**Your objective:**
Identify the lines bearing the string "model" and gather them.

— START OF Input —

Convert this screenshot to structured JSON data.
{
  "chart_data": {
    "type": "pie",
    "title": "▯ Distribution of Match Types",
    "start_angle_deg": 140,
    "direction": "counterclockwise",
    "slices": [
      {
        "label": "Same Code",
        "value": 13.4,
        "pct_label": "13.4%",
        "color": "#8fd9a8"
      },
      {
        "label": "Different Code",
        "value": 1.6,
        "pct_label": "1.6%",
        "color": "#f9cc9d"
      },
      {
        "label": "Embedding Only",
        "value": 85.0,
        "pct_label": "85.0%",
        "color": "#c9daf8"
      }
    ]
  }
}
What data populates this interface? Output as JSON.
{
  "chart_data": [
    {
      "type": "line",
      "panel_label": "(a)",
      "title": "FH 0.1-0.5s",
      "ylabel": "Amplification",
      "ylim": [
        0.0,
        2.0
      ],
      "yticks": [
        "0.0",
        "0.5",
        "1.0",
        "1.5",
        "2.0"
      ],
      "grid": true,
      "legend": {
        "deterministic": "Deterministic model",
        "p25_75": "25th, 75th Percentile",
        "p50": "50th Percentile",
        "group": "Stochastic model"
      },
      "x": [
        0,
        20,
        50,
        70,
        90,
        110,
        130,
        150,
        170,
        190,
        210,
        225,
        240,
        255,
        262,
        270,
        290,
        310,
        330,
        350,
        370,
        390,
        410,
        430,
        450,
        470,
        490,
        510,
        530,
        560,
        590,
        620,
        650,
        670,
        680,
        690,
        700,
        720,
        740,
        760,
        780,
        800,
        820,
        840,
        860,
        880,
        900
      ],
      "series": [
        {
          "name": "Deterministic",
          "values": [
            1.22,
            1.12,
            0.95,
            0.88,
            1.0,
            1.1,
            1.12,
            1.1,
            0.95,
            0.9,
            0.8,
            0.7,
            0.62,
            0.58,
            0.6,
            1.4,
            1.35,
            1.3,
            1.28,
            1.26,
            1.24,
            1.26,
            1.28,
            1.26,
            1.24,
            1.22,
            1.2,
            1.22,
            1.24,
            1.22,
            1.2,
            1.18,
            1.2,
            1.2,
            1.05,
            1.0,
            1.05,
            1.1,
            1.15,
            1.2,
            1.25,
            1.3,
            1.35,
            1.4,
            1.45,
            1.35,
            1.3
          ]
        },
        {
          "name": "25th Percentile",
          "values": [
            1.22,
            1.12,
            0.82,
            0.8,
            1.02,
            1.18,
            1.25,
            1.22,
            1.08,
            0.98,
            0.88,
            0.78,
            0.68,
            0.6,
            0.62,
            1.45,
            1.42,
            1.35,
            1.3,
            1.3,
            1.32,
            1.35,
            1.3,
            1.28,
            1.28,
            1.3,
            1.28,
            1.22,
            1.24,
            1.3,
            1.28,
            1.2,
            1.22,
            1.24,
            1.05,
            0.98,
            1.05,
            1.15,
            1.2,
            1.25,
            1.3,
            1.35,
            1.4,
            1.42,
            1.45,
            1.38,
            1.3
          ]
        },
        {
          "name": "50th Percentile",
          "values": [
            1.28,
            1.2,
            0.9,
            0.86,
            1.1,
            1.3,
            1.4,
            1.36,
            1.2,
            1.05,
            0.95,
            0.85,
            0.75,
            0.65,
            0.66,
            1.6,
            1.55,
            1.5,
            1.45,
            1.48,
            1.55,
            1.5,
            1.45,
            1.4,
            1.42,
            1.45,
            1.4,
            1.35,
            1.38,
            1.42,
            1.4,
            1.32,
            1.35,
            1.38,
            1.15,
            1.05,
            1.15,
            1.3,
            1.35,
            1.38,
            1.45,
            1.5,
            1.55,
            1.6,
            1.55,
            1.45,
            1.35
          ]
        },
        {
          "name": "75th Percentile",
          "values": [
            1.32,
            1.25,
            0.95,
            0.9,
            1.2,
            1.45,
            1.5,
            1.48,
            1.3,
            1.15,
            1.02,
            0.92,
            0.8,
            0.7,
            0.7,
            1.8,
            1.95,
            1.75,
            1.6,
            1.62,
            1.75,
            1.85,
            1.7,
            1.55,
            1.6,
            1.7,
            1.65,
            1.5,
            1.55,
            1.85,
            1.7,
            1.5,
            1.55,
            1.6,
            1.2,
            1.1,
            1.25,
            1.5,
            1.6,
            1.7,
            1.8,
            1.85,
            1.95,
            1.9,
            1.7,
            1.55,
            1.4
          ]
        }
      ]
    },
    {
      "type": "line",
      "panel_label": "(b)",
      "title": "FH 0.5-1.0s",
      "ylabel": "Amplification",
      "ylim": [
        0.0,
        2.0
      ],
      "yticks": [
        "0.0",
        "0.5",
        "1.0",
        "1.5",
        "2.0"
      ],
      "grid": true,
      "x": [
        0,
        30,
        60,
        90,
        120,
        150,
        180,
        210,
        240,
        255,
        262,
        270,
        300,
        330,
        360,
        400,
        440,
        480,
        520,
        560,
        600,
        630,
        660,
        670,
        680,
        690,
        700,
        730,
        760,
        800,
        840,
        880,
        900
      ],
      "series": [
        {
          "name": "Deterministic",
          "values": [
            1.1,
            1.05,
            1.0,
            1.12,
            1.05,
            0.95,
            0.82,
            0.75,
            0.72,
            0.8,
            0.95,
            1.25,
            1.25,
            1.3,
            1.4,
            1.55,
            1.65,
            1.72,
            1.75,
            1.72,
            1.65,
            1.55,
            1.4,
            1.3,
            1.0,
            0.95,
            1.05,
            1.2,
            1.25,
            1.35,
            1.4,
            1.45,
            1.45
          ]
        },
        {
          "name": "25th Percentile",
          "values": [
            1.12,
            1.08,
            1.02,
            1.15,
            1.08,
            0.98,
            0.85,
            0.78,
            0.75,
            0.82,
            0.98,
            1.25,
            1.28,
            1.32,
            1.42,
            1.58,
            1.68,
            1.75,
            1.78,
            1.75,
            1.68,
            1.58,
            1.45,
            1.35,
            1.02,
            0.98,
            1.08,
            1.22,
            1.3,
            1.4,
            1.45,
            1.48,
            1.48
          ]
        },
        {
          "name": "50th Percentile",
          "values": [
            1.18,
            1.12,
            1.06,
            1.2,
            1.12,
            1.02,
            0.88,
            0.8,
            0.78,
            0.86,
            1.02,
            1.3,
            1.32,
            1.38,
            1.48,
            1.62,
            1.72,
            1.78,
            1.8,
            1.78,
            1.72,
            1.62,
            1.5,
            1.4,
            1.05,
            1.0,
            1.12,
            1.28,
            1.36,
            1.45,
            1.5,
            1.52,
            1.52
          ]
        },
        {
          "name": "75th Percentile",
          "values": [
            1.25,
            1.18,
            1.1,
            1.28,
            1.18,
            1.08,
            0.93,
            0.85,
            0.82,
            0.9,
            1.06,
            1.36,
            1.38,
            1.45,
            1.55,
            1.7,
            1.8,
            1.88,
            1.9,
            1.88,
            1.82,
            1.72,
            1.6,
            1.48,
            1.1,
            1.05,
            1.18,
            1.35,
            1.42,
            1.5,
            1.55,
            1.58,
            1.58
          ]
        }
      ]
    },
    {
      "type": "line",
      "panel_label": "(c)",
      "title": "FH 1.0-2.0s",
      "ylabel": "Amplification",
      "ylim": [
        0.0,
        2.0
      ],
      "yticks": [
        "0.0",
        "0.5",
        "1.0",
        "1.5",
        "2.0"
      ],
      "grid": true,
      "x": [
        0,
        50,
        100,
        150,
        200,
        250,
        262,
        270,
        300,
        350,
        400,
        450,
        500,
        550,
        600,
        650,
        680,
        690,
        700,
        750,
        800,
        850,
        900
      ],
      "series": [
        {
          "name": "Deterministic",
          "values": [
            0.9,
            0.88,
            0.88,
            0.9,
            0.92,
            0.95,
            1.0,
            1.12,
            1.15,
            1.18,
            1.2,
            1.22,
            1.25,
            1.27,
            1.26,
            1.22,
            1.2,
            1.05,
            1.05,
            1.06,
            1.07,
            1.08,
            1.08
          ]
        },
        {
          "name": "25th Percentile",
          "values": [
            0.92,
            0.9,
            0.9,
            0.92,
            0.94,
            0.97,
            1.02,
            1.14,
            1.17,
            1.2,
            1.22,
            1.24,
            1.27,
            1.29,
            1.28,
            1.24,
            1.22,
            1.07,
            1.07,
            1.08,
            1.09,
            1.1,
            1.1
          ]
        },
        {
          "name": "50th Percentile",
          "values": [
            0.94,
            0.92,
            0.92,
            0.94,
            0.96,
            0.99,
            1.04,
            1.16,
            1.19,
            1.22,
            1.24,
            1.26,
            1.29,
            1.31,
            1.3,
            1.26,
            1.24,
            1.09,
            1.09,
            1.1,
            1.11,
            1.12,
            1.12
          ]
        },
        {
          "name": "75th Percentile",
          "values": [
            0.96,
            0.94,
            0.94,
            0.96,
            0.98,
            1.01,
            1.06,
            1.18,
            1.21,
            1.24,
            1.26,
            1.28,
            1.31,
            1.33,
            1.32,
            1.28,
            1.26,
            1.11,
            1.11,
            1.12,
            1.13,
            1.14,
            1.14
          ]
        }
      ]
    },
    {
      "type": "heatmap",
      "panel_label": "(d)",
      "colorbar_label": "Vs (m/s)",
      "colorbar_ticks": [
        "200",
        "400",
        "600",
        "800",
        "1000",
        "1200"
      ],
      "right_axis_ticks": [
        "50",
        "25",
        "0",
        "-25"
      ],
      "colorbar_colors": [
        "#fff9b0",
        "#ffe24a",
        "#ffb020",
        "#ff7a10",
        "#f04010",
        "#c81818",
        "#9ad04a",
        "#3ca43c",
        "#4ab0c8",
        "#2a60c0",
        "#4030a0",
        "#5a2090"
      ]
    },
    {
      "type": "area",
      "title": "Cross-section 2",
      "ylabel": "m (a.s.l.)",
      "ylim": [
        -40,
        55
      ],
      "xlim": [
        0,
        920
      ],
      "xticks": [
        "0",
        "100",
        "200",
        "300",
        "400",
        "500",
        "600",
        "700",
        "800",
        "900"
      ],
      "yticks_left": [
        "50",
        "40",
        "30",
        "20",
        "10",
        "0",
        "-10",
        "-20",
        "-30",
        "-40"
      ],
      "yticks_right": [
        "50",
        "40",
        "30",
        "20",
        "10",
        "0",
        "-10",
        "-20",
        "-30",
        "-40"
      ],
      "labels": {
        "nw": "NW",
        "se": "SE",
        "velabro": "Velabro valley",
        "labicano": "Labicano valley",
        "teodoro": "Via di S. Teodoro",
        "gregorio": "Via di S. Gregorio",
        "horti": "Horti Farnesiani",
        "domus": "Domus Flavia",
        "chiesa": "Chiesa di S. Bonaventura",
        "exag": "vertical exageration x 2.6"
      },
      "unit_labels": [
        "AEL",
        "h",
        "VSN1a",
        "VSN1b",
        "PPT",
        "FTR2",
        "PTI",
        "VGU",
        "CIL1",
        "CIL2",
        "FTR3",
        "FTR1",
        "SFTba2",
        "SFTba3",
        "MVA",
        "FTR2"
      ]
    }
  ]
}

— END OF Input —

**The solution:**
        "deterministic": "Deterministic model",
        "group": "Stochastic model"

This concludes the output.